§ Data entries:

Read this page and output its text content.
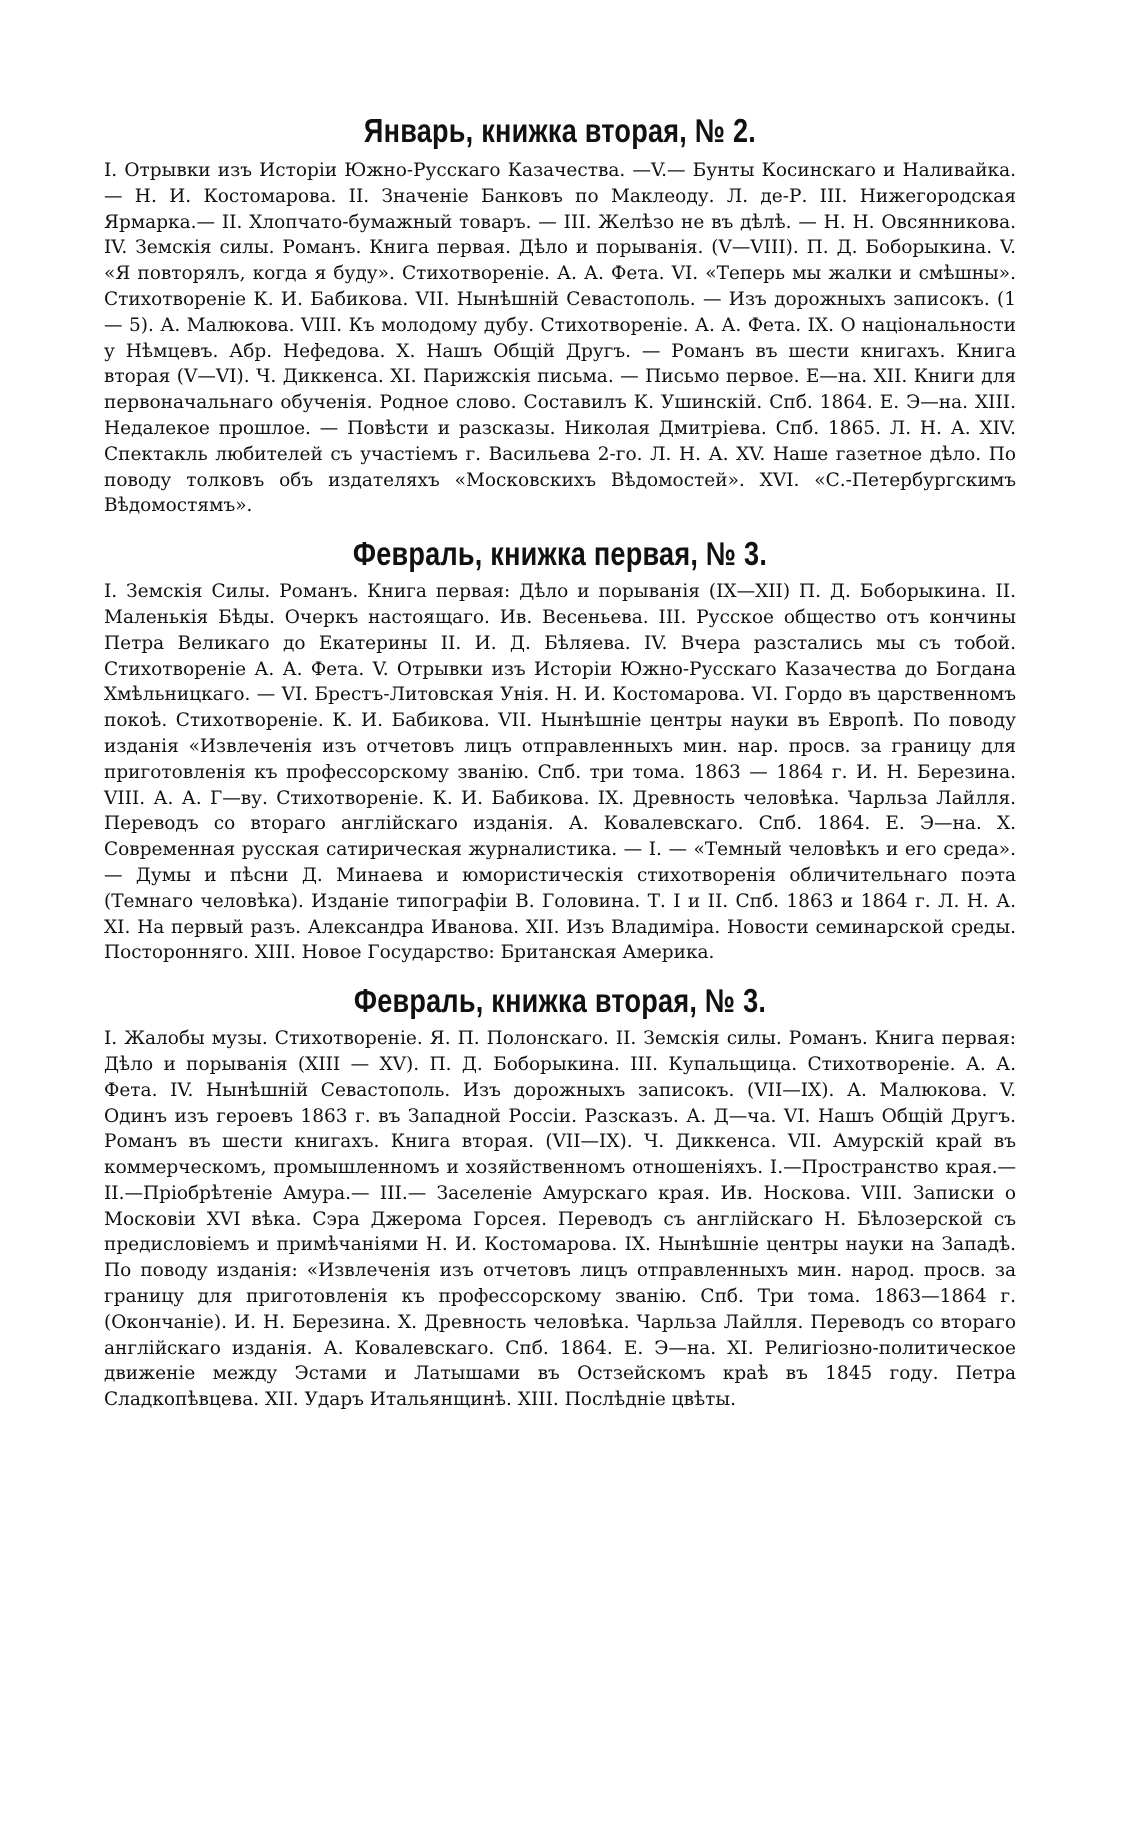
Январь, книжка вторая, № 2.

I. Отрывки изъ Исторіи Южно-Русскаго Казачества. —V.— Бунты Косинскаго и Наливайка. — Н. И. Костомарова. II. Значеніе Банковъ по Маклеоду. Л. де-Р. III. Нижегородская Ярмарка.— II. Хлопчато-бумажный товаръ. — III. Желѣзо не въ дѣлѣ. — Н. Н. Овсянникова. IV. Земскія силы. Романъ. Книга первая. Дѣло и порыванія. (V—VIII). П. Д. Боборыкина. V. «Я повторялъ, когда я буду». Стихотвореніе. А. А. Фета. VI. «Теперь мы жалки и смѣшны». Стихотвореніе К. И. Бабикова. VII. Нынѣшній Севастополь. — Изъ дорожныхъ записокъ. (1 — 5). А. Малюкова. VIII. Къ молодому дубу. Стихотвореніе. А. А. Фета. IX. О національности у Нѣмцевъ. Абр. Нефедова. X. Нашъ Общій Другъ. — Романъ въ шести книгахъ. Книга вторая (V—VI). Ч. Диккенса. XI. Парижскія письма. — Письмо первое. Е—на. XII. Книги для первоначальнаго обученія. Родное слово. Составилъ К. Ушинскій. Спб. 1864. Е. Э—на. XIII. Недалекое прошлое. — Повѣсти и разсказы. Николая Дмитріева. Спб. 1865. Л. Н. А. XIV. Спектакль любителей съ участіемъ г. Васильева 2-го. Л. Н. А. XV. Наше газетное дѣло. По поводу толковъ объ издателяхъ «Московскихъ Вѣдомостей». XVI. «С.-Петербургскимъ Вѣдомостямъ».

Февраль, книжка первая, № 3.

I. Земскія Силы. Романъ. Книга первая: Дѣло и порыванія (IX—XII) П. Д. Боборыкина. II. Маленькія Бѣды. Очеркъ настоящаго. Ив. Весеньева. III. Русское общество отъ кончины Петра Великаго до Екатерины II. И. Д. Бѣляева. IV. Вчера разстались мы съ тобой. Стихотвореніе А. А. Фета. V. Отрывки изъ Исторіи Южно-Русскаго Казачества до Богдана Хмѣльницкаго. — VI. Брестъ-Литовская Унія. Н. И. Костомарова. VI. Гордо въ царственномъ покоѣ. Стихотвореніе. К. И. Бабикова. VII. Нынѣшніе центры науки въ Европѣ. По поводу изданія «Извлеченія изъ отчетовъ лицъ отправленныхъ мин. нар. просв. за границу для приготовленія къ профессорскому званію. Спб. три тома. 1863 — 1864 г. И. Н. Березина. VIII. А. А. Г—ву. Стихотвореніе. К. И. Бабикова. IX. Древность человѣка. Чарльза Лайлля. Переводъ со втораго англійскаго изданія. А. Ковалевскаго. Спб. 1864. Е. Э—на. X. Современная русская сатирическая журналистика. — I. — «Темный человѣкъ и его среда».— Думы и пѣсни Д. Минаева и юмористическія стихотворенія обличительнаго поэта (Темнаго человѣка). Изданіе типографіи В. Головина. Т. I и II. Спб. 1863 и 1864 г. Л. Н. А. XI. На первый разъ. Александра Иванова. XII. Изъ Владиміра. Новости семинарской среды. Посторонняго. XIII. Новое Государство: Британская Америка.

Февраль, книжка вторая, № 3.

I. Жалобы музы. Стихотвореніе. Я. П. Полонскаго. II. Земскія силы. Романъ. Книга первая: Дѣло и порыванія (XIII — XV). П. Д. Боборыкина. III. Купальщица. Стихотвореніе. А. А. Фета. IV. Нынѣшній Севастополь. Изъ дорожныхъ записокъ. (VII—IX). А. Малюкова. V. Одинъ изъ героевъ 1863 г. въ Западной Россіи. Разсказъ. А. Д—ча. VI. Нашъ Общій Другъ. Романъ въ шести книгахъ. Книга вторая. (VII—IX). Ч. Диккенса. VII. Амурскій край въ коммерческомъ, промышленномъ и хозяйственномъ отношеніяхъ. I.—Пространство края.—II.—Пріобрѣтеніе Амура.— III.— Заселеніе Амурскаго края. Ив. Носкова. VIII. Записки о Московіи XVI вѣка. Сэра Джерома Горсея. Переводъ съ англійскаго Н. Бѣлозерской съ предисловіемъ и примѣчаніями Н. И. Костомарова. IX. Нынѣшніе центры науки на Западѣ. По поводу изданія: «Извлеченія изъ отчетовъ лицъ отправленныхъ мин. народ. просв. за границу для приготовленія къ профессорскому званію. Спб. Три тома. 1863—1864 г. (Окончаніе). И. Н. Березина. X. Древность человѣка. Чарльза Лайлля. Переводъ со втораго англійскаго изданія. А. Ковалевскаго. Спб. 1864. Е. Э—на. XI. Религіозно-политическое движеніе между Эстами и Латышами въ Остзейскомъ краѣ въ 1845 году. Петра Сладкопѣвцева. XII. Ударъ Итальянщинѣ. XIII. Послѣдніе цвѣты.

§ TASK DESCRIPTION: For this exercise, gather every line of the data that contains the word "Февраль".

§ OUTPUT FOR THIS EXERCISE:
Февраль, книжка первая, № 3.
Февраль, книжка вторая, № 3.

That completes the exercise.